** start **

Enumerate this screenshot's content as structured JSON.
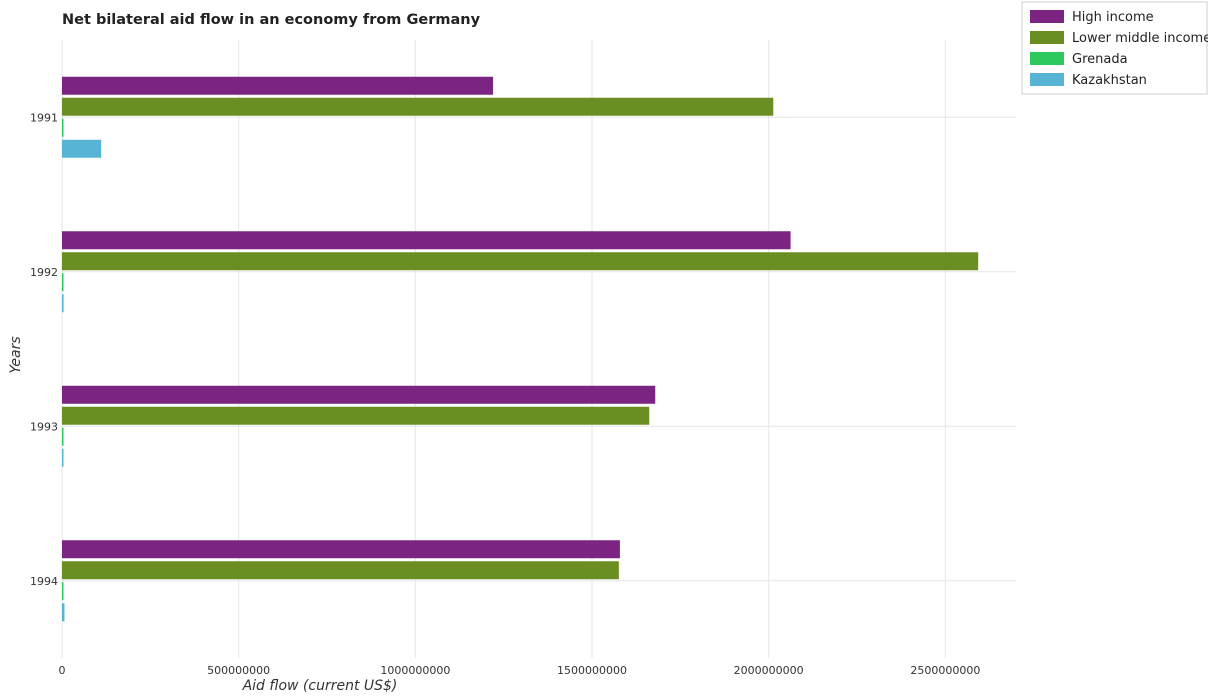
{
  "chart_data": {
    "type": "bar",
    "orientation": "horizontal",
    "title": "Net bilateral aid flow in an economy from Germany",
    "xlabel": "Aid flow (current US$)",
    "ylabel": "Years",
    "categories": [
      "1991",
      "1992",
      "1993",
      "1994"
    ],
    "xlim": [
      0,
      2700000000
    ],
    "xticks": [
      0,
      500000000,
      1000000000,
      1500000000,
      2000000000,
      2500000000
    ],
    "xtick_labels": [
      "0",
      "500000000",
      "1000000000",
      "1500000000",
      "2000000000",
      "2500000000"
    ],
    "grid": true,
    "legend_position": "top-right",
    "series": [
      {
        "name": "High income",
        "color": "#7b2482",
        "values": [
          1220000000,
          2062000000,
          1679000000,
          1579000000
        ]
      },
      {
        "name": "Lower middle income",
        "color": "#6b8e23",
        "values": [
          2013000000,
          2593000000,
          1662000000,
          1576000000
        ]
      },
      {
        "name": "Grenada",
        "color": "#2ec95c",
        "values": [
          100000,
          200000,
          200000,
          200000
        ]
      },
      {
        "name": "Kazakhstan",
        "color": "#57b4d4",
        "values": [
          111000000,
          4500000,
          200000,
          7000000
        ]
      }
    ]
  }
}
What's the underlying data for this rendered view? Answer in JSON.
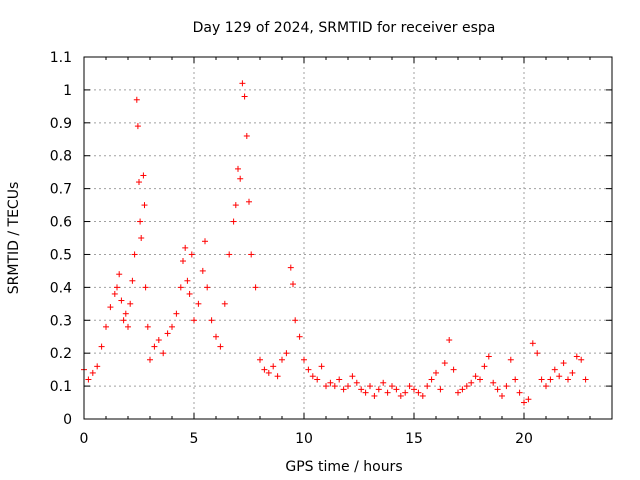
{
  "chart_data": {
    "type": "scatter",
    "title": "Day 129 of 2024, SRMTID for receiver espa",
    "xlabel": "GPS time / hours",
    "ylabel": "SRMTID / TECUs",
    "xlim": [
      0,
      24
    ],
    "ylim": [
      0,
      1.1
    ],
    "xticks": [
      0,
      5,
      10,
      15,
      20
    ],
    "xtick_labels": [
      "0",
      "5",
      "10",
      "15",
      "20"
    ],
    "yticks": [
      0,
      0.1,
      0.2,
      0.3,
      0.4,
      0.5,
      0.6,
      0.7,
      0.8,
      0.9,
      1.0,
      1.1
    ],
    "ytick_labels": [
      "0",
      "0.1",
      "0.2",
      "0.3",
      "0.4",
      "0.5",
      "0.6",
      "0.7",
      "0.8",
      "0.9",
      "1",
      "1.1"
    ],
    "grid": true,
    "marker": "+",
    "color": "#ff0000",
    "series": [
      {
        "name": "SRMTID",
        "x": [
          0.0,
          0.2,
          0.4,
          0.6,
          0.8,
          1.0,
          1.2,
          1.4,
          1.5,
          1.6,
          1.7,
          1.8,
          1.9,
          2.0,
          2.1,
          2.2,
          2.3,
          2.4,
          2.45,
          2.5,
          2.55,
          2.6,
          2.7,
          2.75,
          2.8,
          2.9,
          3.0,
          3.2,
          3.4,
          3.6,
          3.8,
          4.0,
          4.2,
          4.4,
          4.5,
          4.6,
          4.7,
          4.8,
          4.9,
          5.0,
          5.2,
          5.4,
          5.5,
          5.6,
          5.8,
          6.0,
          6.2,
          6.4,
          6.6,
          6.8,
          6.9,
          7.0,
          7.1,
          7.2,
          7.3,
          7.4,
          7.5,
          7.6,
          7.8,
          8.0,
          8.2,
          8.4,
          8.6,
          8.8,
          9.0,
          9.2,
          9.4,
          9.5,
          9.6,
          9.8,
          10.0,
          10.2,
          10.4,
          10.6,
          10.8,
          11.0,
          11.2,
          11.4,
          11.6,
          11.8,
          12.0,
          12.2,
          12.4,
          12.6,
          12.8,
          13.0,
          13.2,
          13.4,
          13.6,
          13.8,
          14.0,
          14.2,
          14.4,
          14.6,
          14.8,
          15.0,
          15.2,
          15.4,
          15.6,
          15.8,
          16.0,
          16.2,
          16.4,
          16.6,
          16.8,
          17.0,
          17.2,
          17.4,
          17.6,
          17.8,
          18.0,
          18.2,
          18.4,
          18.6,
          18.8,
          19.0,
          19.2,
          19.4,
          19.6,
          19.8,
          20.0,
          20.2,
          20.4,
          20.6,
          20.8,
          21.0,
          21.2,
          21.4,
          21.6,
          21.8,
          22.0,
          22.2,
          22.4,
          22.6,
          22.8
        ],
        "y": [
          0.15,
          0.12,
          0.14,
          0.16,
          0.22,
          0.28,
          0.34,
          0.38,
          0.4,
          0.44,
          0.36,
          0.3,
          0.32,
          0.28,
          0.35,
          0.42,
          0.5,
          0.97,
          0.89,
          0.72,
          0.6,
          0.55,
          0.74,
          0.65,
          0.4,
          0.28,
          0.18,
          0.22,
          0.24,
          0.2,
          0.26,
          0.28,
          0.32,
          0.4,
          0.48,
          0.52,
          0.42,
          0.38,
          0.5,
          0.3,
          0.35,
          0.45,
          0.54,
          0.4,
          0.3,
          0.25,
          0.22,
          0.35,
          0.5,
          0.6,
          0.65,
          0.76,
          0.73,
          1.02,
          0.98,
          0.86,
          0.66,
          0.5,
          0.4,
          0.18,
          0.15,
          0.14,
          0.16,
          0.13,
          0.18,
          0.2,
          0.46,
          0.41,
          0.3,
          0.25,
          0.18,
          0.15,
          0.13,
          0.12,
          0.16,
          0.1,
          0.11,
          0.1,
          0.12,
          0.09,
          0.1,
          0.13,
          0.11,
          0.09,
          0.08,
          0.1,
          0.07,
          0.09,
          0.11,
          0.08,
          0.1,
          0.09,
          0.07,
          0.08,
          0.1,
          0.09,
          0.08,
          0.07,
          0.1,
          0.12,
          0.14,
          0.09,
          0.17,
          0.24,
          0.15,
          0.08,
          0.09,
          0.1,
          0.11,
          0.13,
          0.12,
          0.16,
          0.19,
          0.11,
          0.09,
          0.07,
          0.1,
          0.18,
          0.12,
          0.08,
          0.05,
          0.06,
          0.23,
          0.2,
          0.12,
          0.1,
          0.12,
          0.15,
          0.13,
          0.17,
          0.12,
          0.14,
          0.19,
          0.18,
          0.12
        ]
      }
    ]
  }
}
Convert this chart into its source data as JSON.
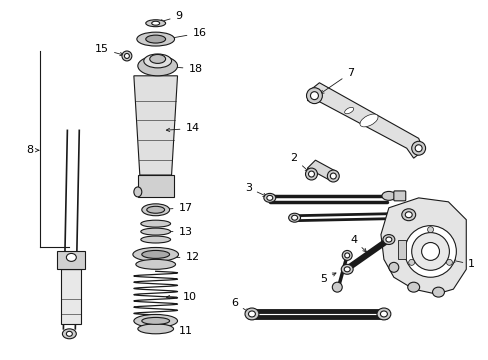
{
  "background_color": "#ffffff",
  "line_color": "#1a1a1a",
  "label_color": "#000000",
  "fig_width": 4.89,
  "fig_height": 3.6,
  "dpi": 100,
  "xlim": [
    0,
    489
  ],
  "ylim": [
    0,
    360
  ]
}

** end **

Go through the listing above and quote it exactly, apart from its images.

_Output for this exercise_.
Enumerate this screenshot's content as structured JSON.
{
  "chart_data": {
    "type": "bar",
    "orientation": "horizontal",
    "title": "Net bilateral aid flow in an economy from Germany",
    "xlabel": "Aid flow (current US$)",
    "ylabel": "Years",
    "categories": [
      "1991",
      "1992",
      "1993",
      "1994"
    ],
    "xlim": [
      0,
      2700000000
    ],
    "xticks": [
      0,
      500000000,
      1000000000,
      1500000000,
      2000000000,
      2500000000
    ],
    "xtick_labels": [
      "0",
      "500000000",
      "1000000000",
      "1500000000",
      "2000000000",
      "2500000000"
    ],
    "grid": true,
    "legend_position": "top-right",
    "series": [
      {
        "name": "High income",
        "color": "#7b2482",
        "values": [
          1220000000,
          2062000000,
          1679000000,
          1579000000
        ]
      },
      {
        "name": "Lower middle income",
        "color": "#6b8e23",
        "values": [
          2013000000,
          2593000000,
          1662000000,
          1576000000
        ]
      },
      {
        "name": "Grenada",
        "color": "#2ec95c",
        "values": [
          100000,
          200000,
          200000,
          200000
        ]
      },
      {
        "name": "Kazakhstan",
        "color": "#57b4d4",
        "values": [
          111000000,
          4500000,
          200000,
          7000000
        ]
      }
    ]
  }
}
What's the underlying data for this rendered view? Answer in JSON.
{
  "chart_data": {
    "type": "scatter",
    "title": "Day 129 of 2024, SRMTID for receiver espa",
    "xlabel": "GPS time / hours",
    "ylabel": "SRMTID / TECUs",
    "xlim": [
      0,
      24
    ],
    "ylim": [
      0,
      1.1
    ],
    "xticks": [
      0,
      5,
      10,
      15,
      20
    ],
    "xtick_labels": [
      "0",
      "5",
      "10",
      "15",
      "20"
    ],
    "yticks": [
      0,
      0.1,
      0.2,
      0.3,
      0.4,
      0.5,
      0.6,
      0.7,
      0.8,
      0.9,
      1.0,
      1.1
    ],
    "ytick_labels": [
      "0",
      "0.1",
      "0.2",
      "0.3",
      "0.4",
      "0.5",
      "0.6",
      "0.7",
      "0.8",
      "0.9",
      "1",
      "1.1"
    ],
    "grid": true,
    "marker": "+",
    "color": "#ff0000",
    "series": [
      {
        "name": "SRMTID",
        "x": [
          0.0,
          0.2,
          0.4,
          0.6,
          0.8,
          1.0,
          1.2,
          1.4,
          1.5,
          1.6,
          1.7,
          1.8,
          1.9,
          2.0,
          2.1,
          2.2,
          2.3,
          2.4,
          2.45,
          2.5,
          2.55,
          2.6,
          2.7,
          2.75,
          2.8,
          2.9,
          3.0,
          3.2,
          3.4,
          3.6,
          3.8,
          4.0,
          4.2,
          4.4,
          4.5,
          4.6,
          4.7,
          4.8,
          4.9,
          5.0,
          5.2,
          5.4,
          5.5,
          5.6,
          5.8,
          6.0,
          6.2,
          6.4,
          6.6,
          6.8,
          6.9,
          7.0,
          7.1,
          7.2,
          7.3,
          7.4,
          7.5,
          7.6,
          7.8,
          8.0,
          8.2,
          8.4,
          8.6,
          8.8,
          9.0,
          9.2,
          9.4,
          9.5,
          9.6,
          9.8,
          10.0,
          10.2,
          10.4,
          10.6,
          10.8,
          11.0,
          11.2,
          11.4,
          11.6,
          11.8,
          12.0,
          12.2,
          12.4,
          12.6,
          12.8,
          13.0,
          13.2,
          13.4,
          13.6,
          13.8,
          14.0,
          14.2,
          14.4,
          14.6,
          14.8,
          15.0,
          15.2,
          15.4,
          15.6,
          15.8,
          16.0,
          16.2,
          16.4,
          16.6,
          16.8,
          17.0,
          17.2,
          17.4,
          17.6,
          17.8,
          18.0,
          18.2,
          18.4,
          18.6,
          18.8,
          19.0,
          19.2,
          19.4,
          19.6,
          19.8,
          20.0,
          20.2,
          20.4,
          20.6,
          20.8,
          21.0,
          21.2,
          21.4,
          21.6,
          21.8,
          22.0,
          22.2,
          22.4,
          22.6,
          22.8
        ],
        "y": [
          0.15,
          0.12,
          0.14,
          0.16,
          0.22,
          0.28,
          0.34,
          0.38,
          0.4,
          0.44,
          0.36,
          0.3,
          0.32,
          0.28,
          0.35,
          0.42,
          0.5,
          0.97,
          0.89,
          0.72,
          0.6,
          0.55,
          0.74,
          0.65,
          0.4,
          0.28,
          0.18,
          0.22,
          0.24,
          0.2,
          0.26,
          0.28,
          0.32,
          0.4,
          0.48,
          0.52,
          0.42,
          0.38,
          0.5,
          0.3,
          0.35,
          0.45,
          0.54,
          0.4,
          0.3,
          0.25,
          0.22,
          0.35,
          0.5,
          0.6,
          0.65,
          0.76,
          0.73,
          1.02,
          0.98,
          0.86,
          0.66,
          0.5,
          0.4,
          0.18,
          0.15,
          0.14,
          0.16,
          0.13,
          0.18,
          0.2,
          0.46,
          0.41,
          0.3,
          0.25,
          0.18,
          0.15,
          0.13,
          0.12,
          0.16,
          0.1,
          0.11,
          0.1,
          0.12,
          0.09,
          0.1,
          0.13,
          0.11,
          0.09,
          0.08,
          0.1,
          0.07,
          0.09,
          0.11,
          0.08,
          0.1,
          0.09,
          0.07,
          0.08,
          0.1,
          0.09,
          0.08,
          0.07,
          0.1,
          0.12,
          0.14,
          0.09,
          0.17,
          0.24,
          0.15,
          0.08,
          0.09,
          0.1,
          0.11,
          0.13,
          0.12,
          0.16,
          0.19,
          0.11,
          0.09,
          0.07,
          0.1,
          0.18,
          0.12,
          0.08,
          0.05,
          0.06,
          0.23,
          0.2,
          0.12,
          0.1,
          0.12,
          0.15,
          0.13,
          0.17,
          0.12,
          0.14,
          0.19,
          0.18,
          0.12
        ]
      }
    ]
  }
}
Convert this chart into its source data as JSON.
{
  "background_color": "#ffffff",
  "line_color": "#1a1a1a",
  "label_color": "#000000",
  "fig_width": 4.89,
  "fig_height": 3.6,
  "dpi": 100,
  "xlim": [
    0,
    489
  ],
  "ylim": [
    0,
    360
  ]
}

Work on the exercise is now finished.